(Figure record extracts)
━━━━

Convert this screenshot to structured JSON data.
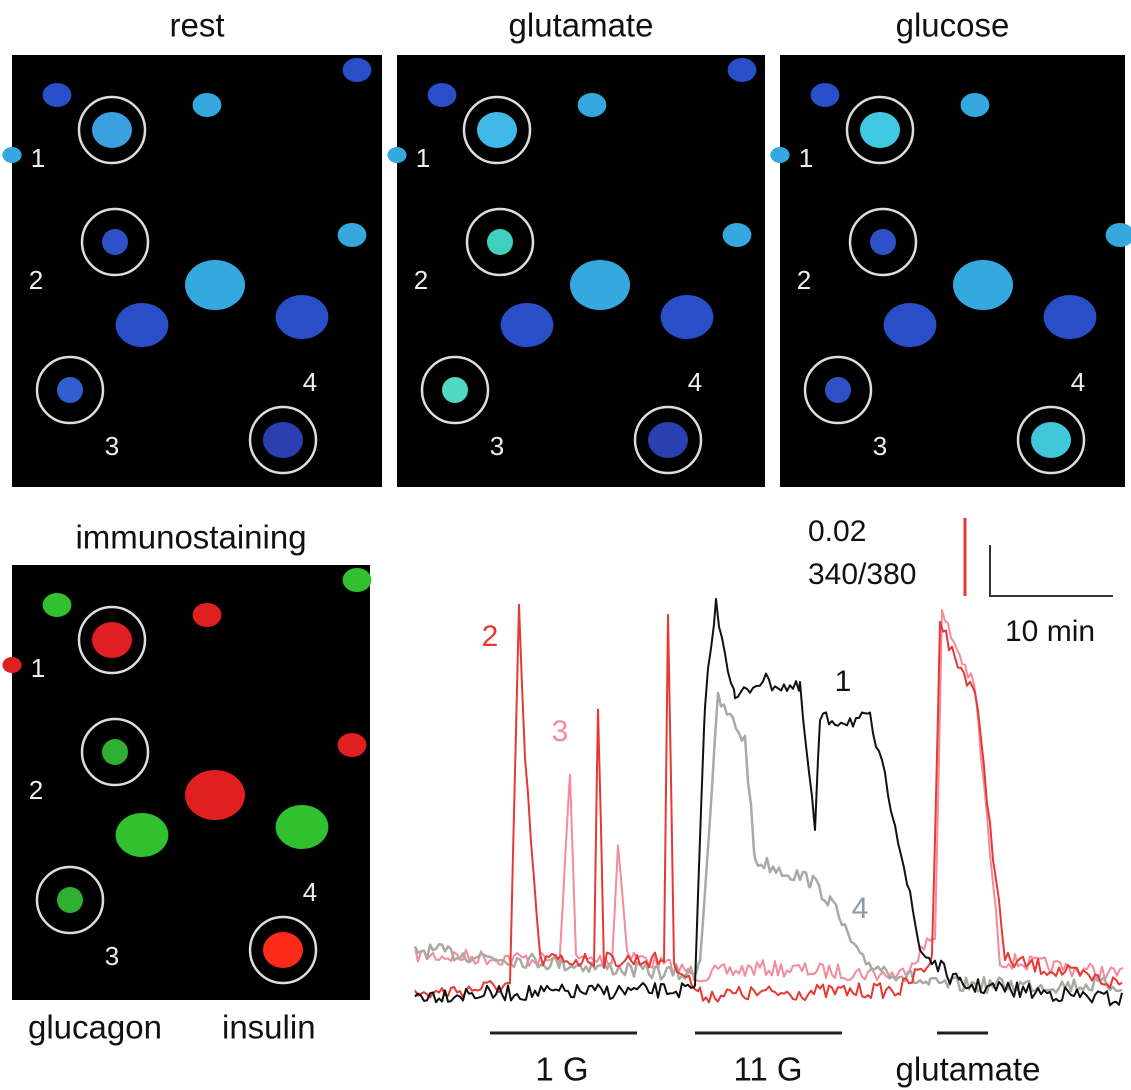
{
  "panels": [
    {
      "title": "rest",
      "cells": [
        "1",
        "2",
        "3",
        "4"
      ]
    },
    {
      "title": "glutamate",
      "cells": [
        "1",
        "2",
        "3",
        "4"
      ]
    },
    {
      "title": "glucose",
      "cells": [
        "1",
        "2",
        "3",
        "4"
      ]
    }
  ],
  "immunostaining": {
    "title": "immunostaining",
    "cells": [
      "1",
      "2",
      "3",
      "4"
    ],
    "legend": [
      "glucagon",
      "insulin"
    ]
  },
  "traces": {
    "scale_value": "0.02",
    "scale_unit": "340/380",
    "scale_time": "10 min",
    "labels": [
      "2",
      "3",
      "1",
      "4"
    ],
    "stimuli": [
      "1 G",
      "11 G",
      "glutamate"
    ]
  }
}
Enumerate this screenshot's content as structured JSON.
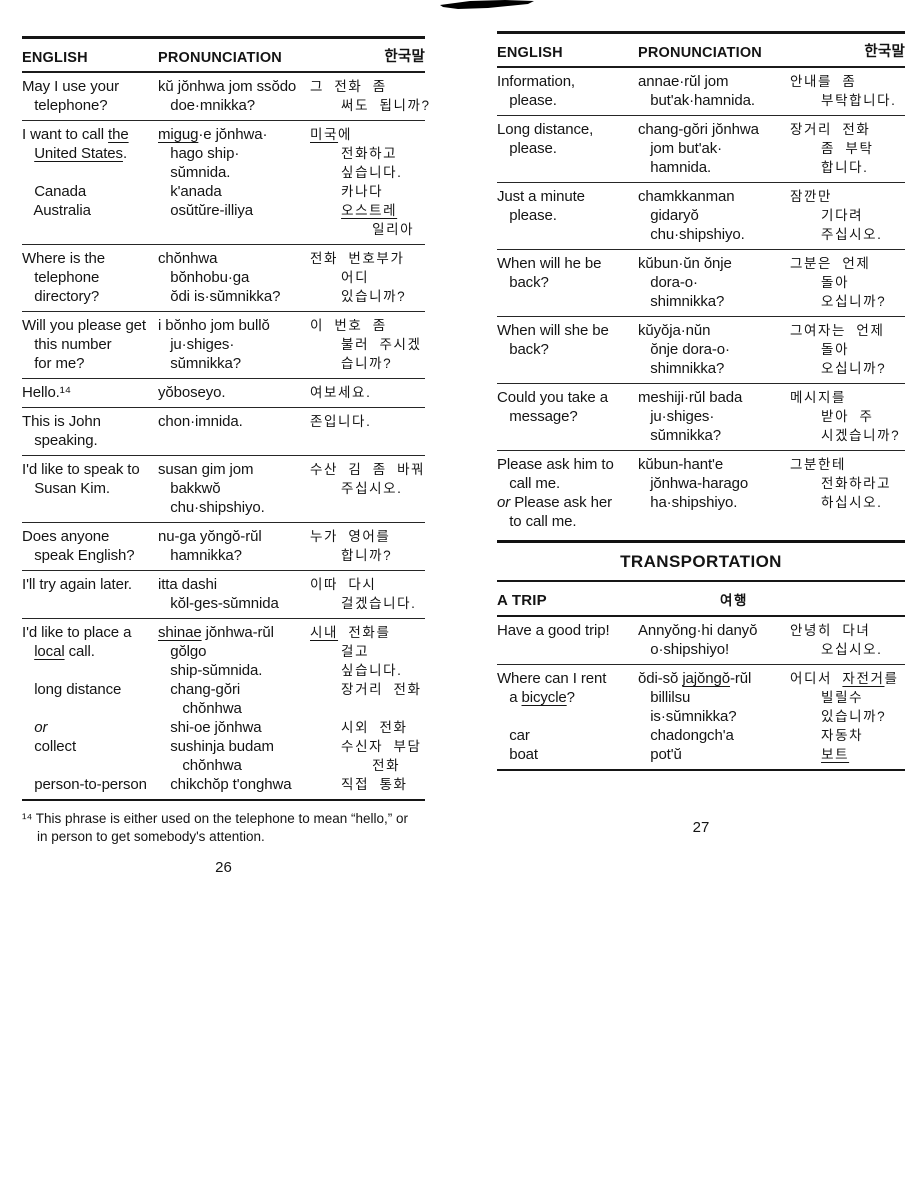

━━━━

Each line that contains the word "screenshot" counts toward the total; give only that total.

• **Result of the task**: 2